The exercise: Here are some records. Copy each one exactly.

(Dataset rows about figures)
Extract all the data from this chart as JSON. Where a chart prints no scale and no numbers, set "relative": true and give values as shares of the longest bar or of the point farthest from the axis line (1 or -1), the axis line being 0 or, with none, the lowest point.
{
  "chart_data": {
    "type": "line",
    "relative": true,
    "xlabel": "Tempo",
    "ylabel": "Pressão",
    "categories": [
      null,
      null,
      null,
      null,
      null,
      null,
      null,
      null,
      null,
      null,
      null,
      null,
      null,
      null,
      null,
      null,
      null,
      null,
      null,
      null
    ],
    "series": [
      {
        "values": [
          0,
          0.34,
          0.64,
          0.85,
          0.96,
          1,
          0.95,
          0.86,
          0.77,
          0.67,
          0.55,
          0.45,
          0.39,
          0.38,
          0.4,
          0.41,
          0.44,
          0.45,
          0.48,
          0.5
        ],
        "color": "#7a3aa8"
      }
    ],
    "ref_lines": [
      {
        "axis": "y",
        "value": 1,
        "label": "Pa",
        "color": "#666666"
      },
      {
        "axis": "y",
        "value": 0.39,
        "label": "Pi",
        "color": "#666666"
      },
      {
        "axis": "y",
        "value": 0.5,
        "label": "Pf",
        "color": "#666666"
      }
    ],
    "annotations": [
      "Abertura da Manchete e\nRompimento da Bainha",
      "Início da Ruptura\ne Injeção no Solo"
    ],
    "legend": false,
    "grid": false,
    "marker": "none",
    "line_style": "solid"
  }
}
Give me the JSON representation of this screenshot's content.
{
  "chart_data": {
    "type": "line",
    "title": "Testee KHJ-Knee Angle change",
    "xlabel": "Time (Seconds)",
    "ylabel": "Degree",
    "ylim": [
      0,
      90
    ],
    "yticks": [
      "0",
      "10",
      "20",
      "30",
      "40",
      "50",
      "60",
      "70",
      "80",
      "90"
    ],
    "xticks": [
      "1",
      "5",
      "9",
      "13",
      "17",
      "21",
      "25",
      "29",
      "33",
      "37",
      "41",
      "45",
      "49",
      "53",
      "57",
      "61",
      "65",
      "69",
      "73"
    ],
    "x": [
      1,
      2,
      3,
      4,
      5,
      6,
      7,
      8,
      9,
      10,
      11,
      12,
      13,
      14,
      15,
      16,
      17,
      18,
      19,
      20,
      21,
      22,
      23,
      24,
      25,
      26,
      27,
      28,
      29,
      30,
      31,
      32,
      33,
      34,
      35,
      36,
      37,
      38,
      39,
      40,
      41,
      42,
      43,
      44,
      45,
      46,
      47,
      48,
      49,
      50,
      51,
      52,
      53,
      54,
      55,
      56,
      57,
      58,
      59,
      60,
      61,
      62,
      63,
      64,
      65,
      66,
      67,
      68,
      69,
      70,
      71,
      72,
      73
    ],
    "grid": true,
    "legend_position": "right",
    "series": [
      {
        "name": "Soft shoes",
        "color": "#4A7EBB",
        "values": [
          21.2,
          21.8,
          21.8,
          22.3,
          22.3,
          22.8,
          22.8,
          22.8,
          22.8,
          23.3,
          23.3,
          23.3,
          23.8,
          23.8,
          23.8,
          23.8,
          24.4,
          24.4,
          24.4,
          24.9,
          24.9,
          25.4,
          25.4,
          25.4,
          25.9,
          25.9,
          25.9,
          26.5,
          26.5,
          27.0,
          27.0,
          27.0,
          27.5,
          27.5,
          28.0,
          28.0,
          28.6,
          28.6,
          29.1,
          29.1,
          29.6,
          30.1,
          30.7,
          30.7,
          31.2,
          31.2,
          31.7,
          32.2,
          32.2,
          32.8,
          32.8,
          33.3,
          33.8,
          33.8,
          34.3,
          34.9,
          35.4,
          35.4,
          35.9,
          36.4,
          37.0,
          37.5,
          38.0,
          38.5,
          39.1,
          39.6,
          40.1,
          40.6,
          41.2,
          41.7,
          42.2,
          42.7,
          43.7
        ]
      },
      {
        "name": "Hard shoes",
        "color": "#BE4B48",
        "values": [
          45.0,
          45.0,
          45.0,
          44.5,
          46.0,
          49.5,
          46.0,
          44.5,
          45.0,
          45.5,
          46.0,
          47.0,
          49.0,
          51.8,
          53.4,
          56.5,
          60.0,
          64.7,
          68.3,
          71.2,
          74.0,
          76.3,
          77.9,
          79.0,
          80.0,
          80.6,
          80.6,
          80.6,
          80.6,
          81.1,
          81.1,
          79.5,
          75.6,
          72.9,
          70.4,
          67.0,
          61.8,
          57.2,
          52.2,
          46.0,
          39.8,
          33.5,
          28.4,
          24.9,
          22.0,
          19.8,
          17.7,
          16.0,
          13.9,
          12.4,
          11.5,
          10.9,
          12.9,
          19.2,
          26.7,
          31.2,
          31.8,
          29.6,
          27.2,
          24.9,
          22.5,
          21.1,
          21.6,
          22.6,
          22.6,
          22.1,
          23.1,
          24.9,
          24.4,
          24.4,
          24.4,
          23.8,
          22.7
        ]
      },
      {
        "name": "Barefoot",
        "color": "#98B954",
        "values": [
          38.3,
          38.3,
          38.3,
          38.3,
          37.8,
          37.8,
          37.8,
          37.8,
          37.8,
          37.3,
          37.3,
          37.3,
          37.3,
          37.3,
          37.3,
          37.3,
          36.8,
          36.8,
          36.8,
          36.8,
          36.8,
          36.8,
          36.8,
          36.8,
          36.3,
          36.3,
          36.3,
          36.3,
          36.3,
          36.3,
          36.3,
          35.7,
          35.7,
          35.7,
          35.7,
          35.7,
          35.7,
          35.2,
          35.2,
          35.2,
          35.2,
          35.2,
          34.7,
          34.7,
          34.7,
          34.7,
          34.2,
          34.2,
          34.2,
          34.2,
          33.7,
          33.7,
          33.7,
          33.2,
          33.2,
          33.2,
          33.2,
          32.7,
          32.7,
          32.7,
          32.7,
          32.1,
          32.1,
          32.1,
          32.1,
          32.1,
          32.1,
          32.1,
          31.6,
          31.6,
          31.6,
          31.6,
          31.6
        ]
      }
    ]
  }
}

Task answer:
Extract all the data from this chart as JSON. Where a chart prints no scale and no numbers, set "relative": true and give values as shares of the longest bar or of the point farthest from the axis line (1 or -1), the axis line being 0 or, with none, the lowest point.
{
  "chart_data": {
    "type": "line",
    "relative": true,
    "xlabel": "Tempo",
    "ylabel": "Pressão",
    "categories": [
      null,
      null,
      null,
      null,
      null,
      null,
      null,
      null,
      null,
      null,
      null,
      null,
      null,
      null,
      null,
      null,
      null,
      null,
      null,
      null
    ],
    "series": [
      {
        "values": [
          0,
          0.34,
          0.64,
          0.85,
          0.96,
          1,
          0.95,
          0.86,
          0.77,
          0.67,
          0.55,
          0.45,
          0.39,
          0.38,
          0.4,
          0.41,
          0.44,
          0.45,
          0.48,
          0.5
        ],
        "color": "#7a3aa8"
      }
    ],
    "ref_lines": [
      {
        "axis": "y",
        "value": 1,
        "label": "Pa",
        "color": "#666666"
      },
      {
        "axis": "y",
        "value": 0.39,
        "label": "Pi",
        "color": "#666666"
      },
      {
        "axis": "y",
        "value": 0.5,
        "label": "Pf",
        "color": "#666666"
      }
    ],
    "annotations": [
      "Abertura da Manchete e\nRompimento da Bainha",
      "Início da Ruptura\ne Injeção no Solo"
    ],
    "legend": false,
    "grid": false,
    "marker": "none",
    "line_style": "solid"
  }
}
Give me the JSON representation of this screenshot's content.
{
  "chart_data": {
    "type": "line",
    "title": "Testee KHJ-Knee Angle change",
    "xlabel": "Time (Seconds)",
    "ylabel": "Degree",
    "ylim": [
      0,
      90
    ],
    "yticks": [
      "0",
      "10",
      "20",
      "30",
      "40",
      "50",
      "60",
      "70",
      "80",
      "90"
    ],
    "xticks": [
      "1",
      "5",
      "9",
      "13",
      "17",
      "21",
      "25",
      "29",
      "33",
      "37",
      "41",
      "45",
      "49",
      "53",
      "57",
      "61",
      "65",
      "69",
      "73"
    ],
    "x": [
      1,
      2,
      3,
      4,
      5,
      6,
      7,
      8,
      9,
      10,
      11,
      12,
      13,
      14,
      15,
      16,
      17,
      18,
      19,
      20,
      21,
      22,
      23,
      24,
      25,
      26,
      27,
      28,
      29,
      30,
      31,
      32,
      33,
      34,
      35,
      36,
      37,
      38,
      39,
      40,
      41,
      42,
      43,
      44,
      45,
      46,
      47,
      48,
      49,
      50,
      51,
      52,
      53,
      54,
      55,
      56,
      57,
      58,
      59,
      60,
      61,
      62,
      63,
      64,
      65,
      66,
      67,
      68,
      69,
      70,
      71,
      72,
      73
    ],
    "grid": true,
    "legend_position": "right",
    "series": [
      {
        "name": "Soft shoes",
        "color": "#4A7EBB",
        "values": [
          21.2,
          21.8,
          21.8,
          22.3,
          22.3,
          22.8,
          22.8,
          22.8,
          22.8,
          23.3,
          23.3,
          23.3,
          23.8,
          23.8,
          23.8,
          23.8,
          24.4,
          24.4,
          24.4,
          24.9,
          24.9,
          25.4,
          25.4,
          25.4,
          25.9,
          25.9,
          25.9,
          26.5,
          26.5,
          27.0,
          27.0,
          27.0,
          27.5,
          27.5,
          28.0,
          28.0,
          28.6,
          28.6,
          29.1,
          29.1,
          29.6,
          30.1,
          30.7,
          30.7,
          31.2,
          31.2,
          31.7,
          32.2,
          32.2,
          32.8,
          32.8,
          33.3,
          33.8,
          33.8,
          34.3,
          34.9,
          35.4,
          35.4,
          35.9,
          36.4,
          37.0,
          37.5,
          38.0,
          38.5,
          39.1,
          39.6,
          40.1,
          40.6,
          41.2,
          41.7,
          42.2,
          42.7,
          43.7
        ]
      },
      {
        "name": "Hard shoes",
        "color": "#BE4B48",
        "values": [
          45.0,
          45.0,
          45.0,
          44.5,
          46.0,
          49.5,
          46.0,
          44.5,
          45.0,
          45.5,
          46.0,
          47.0,
          49.0,
          51.8,
          53.4,
          56.5,
          60.0,
          64.7,
          68.3,
          71.2,
          74.0,
          76.3,
          77.9,
          79.0,
          80.0,
          80.6,
          80.6,
          80.6,
          80.6,
          81.1,
          81.1,
          79.5,
          75.6,
          72.9,
          70.4,
          67.0,
          61.8,
          57.2,
          52.2,
          46.0,
          39.8,
          33.5,
          28.4,
          24.9,
          22.0,
          19.8,
          17.7,
          16.0,
          13.9,
          12.4,
          11.5,
          10.9,
          12.9,
          19.2,
          26.7,
          31.2,
          31.8,
          29.6,
          27.2,
          24.9,
          22.5,
          21.1,
          21.6,
          22.6,
          22.6,
          22.1,
          23.1,
          24.9,
          24.4,
          24.4,
          24.4,
          23.8,
          22.7
        ]
      },
      {
        "name": "Barefoot",
        "color": "#98B954",
        "values": [
          38.3,
          38.3,
          38.3,
          38.3,
          37.8,
          37.8,
          37.8,
          37.8,
          37.8,
          37.3,
          37.3,
          37.3,
          37.3,
          37.3,
          37.3,
          37.3,
          36.8,
          36.8,
          36.8,
          36.8,
          36.8,
          36.8,
          36.8,
          36.8,
          36.3,
          36.3,
          36.3,
          36.3,
          36.3,
          36.3,
          36.3,
          35.7,
          35.7,
          35.7,
          35.7,
          35.7,
          35.7,
          35.2,
          35.2,
          35.2,
          35.2,
          35.2,
          34.7,
          34.7,
          34.7,
          34.7,
          34.2,
          34.2,
          34.2,
          34.2,
          33.7,
          33.7,
          33.7,
          33.2,
          33.2,
          33.2,
          33.2,
          32.7,
          32.7,
          32.7,
          32.7,
          32.1,
          32.1,
          32.1,
          32.1,
          32.1,
          32.1,
          32.1,
          31.6,
          31.6,
          31.6,
          31.6,
          31.6
        ]
      }
    ]
  }
}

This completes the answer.